Edit the lines of the listing from its very first line through the line containing "contour-line [323, 96, 379, 356]": replace "contour-label-bg" with "label-background" and change nothing else. Return only those lines.

------------

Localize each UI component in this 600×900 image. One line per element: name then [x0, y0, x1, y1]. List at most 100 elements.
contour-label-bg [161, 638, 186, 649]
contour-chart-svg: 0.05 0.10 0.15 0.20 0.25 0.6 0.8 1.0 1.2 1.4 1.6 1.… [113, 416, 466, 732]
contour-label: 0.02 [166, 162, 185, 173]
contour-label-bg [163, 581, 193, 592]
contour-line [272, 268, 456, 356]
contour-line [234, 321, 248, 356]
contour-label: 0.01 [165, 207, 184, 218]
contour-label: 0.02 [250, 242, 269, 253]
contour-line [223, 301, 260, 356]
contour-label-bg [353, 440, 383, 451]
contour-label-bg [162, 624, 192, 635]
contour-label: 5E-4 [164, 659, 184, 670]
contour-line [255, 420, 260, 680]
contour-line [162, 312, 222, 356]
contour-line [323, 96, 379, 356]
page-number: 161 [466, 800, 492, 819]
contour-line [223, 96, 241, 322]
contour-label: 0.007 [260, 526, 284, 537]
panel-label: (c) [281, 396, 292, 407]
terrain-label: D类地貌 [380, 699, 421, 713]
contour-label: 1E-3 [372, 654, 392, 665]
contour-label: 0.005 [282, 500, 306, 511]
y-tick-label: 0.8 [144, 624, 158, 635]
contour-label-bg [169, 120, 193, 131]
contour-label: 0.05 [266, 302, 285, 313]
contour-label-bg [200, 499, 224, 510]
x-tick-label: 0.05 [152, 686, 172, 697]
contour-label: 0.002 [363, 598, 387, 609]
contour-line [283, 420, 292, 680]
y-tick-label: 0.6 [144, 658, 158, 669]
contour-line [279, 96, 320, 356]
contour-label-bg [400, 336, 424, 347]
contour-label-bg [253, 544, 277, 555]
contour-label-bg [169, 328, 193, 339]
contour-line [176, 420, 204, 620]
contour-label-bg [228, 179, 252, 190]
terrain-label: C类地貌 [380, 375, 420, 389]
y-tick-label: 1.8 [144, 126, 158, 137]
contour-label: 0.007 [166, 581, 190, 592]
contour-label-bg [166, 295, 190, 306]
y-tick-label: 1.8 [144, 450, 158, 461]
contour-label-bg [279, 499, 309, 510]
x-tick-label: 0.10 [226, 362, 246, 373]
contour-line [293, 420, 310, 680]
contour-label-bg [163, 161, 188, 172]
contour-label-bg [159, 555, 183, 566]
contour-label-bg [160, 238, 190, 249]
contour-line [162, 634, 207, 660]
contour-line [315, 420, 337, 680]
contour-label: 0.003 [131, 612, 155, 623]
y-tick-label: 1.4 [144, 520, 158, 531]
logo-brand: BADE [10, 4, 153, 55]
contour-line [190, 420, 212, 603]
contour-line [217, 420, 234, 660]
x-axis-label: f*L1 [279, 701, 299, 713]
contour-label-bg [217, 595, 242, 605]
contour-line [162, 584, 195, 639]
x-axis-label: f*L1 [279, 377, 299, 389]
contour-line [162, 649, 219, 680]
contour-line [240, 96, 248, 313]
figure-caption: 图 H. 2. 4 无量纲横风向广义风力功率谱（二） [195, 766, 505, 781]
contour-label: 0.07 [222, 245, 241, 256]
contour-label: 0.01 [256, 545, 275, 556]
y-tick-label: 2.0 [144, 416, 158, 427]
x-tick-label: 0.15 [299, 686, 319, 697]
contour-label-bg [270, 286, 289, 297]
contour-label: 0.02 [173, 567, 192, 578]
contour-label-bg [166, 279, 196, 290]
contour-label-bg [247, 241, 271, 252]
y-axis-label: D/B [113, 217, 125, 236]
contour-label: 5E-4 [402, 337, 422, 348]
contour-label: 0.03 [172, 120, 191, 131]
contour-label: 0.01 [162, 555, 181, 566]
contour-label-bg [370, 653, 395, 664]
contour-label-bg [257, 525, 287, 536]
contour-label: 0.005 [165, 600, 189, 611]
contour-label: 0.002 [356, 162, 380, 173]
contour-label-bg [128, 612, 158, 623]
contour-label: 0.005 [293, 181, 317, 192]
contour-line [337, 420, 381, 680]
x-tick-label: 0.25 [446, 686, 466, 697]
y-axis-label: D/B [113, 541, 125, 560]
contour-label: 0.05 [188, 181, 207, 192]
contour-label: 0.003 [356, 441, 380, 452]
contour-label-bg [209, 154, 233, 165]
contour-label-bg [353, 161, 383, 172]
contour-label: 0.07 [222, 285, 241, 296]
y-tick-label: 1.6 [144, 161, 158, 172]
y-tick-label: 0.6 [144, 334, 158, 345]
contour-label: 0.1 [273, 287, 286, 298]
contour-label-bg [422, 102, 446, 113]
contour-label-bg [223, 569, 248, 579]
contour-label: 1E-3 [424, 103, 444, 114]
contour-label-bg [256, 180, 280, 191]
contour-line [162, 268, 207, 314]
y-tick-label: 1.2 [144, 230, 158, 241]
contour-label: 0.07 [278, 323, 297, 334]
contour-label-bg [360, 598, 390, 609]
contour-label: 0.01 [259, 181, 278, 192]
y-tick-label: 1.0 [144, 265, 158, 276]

------------

Problem solution:
Localize each UI component in this 600×900 image. One line per element: name then [x0, y0, x1, y1]. List at most 100 elements.
label-background [161, 638, 186, 649]
contour-chart-svg: 0.05 0.10 0.15 0.20 0.25 0.6 0.8 1.0 1.2 1.4 1.6 1.… [113, 416, 466, 732]
contour-label: 0.02 [166, 162, 185, 173]
label-background [163, 581, 193, 592]
contour-line [272, 268, 456, 356]
contour-line [234, 321, 248, 356]
contour-label: 0.01 [165, 207, 184, 218]
contour-label: 0.02 [250, 242, 269, 253]
contour-line [223, 301, 260, 356]
label-background [353, 440, 383, 451]
label-background [162, 624, 192, 635]
contour-label: 5E-4 [164, 659, 184, 670]
contour-line [255, 420, 260, 680]
contour-line [162, 312, 222, 356]
contour-line [323, 96, 379, 356]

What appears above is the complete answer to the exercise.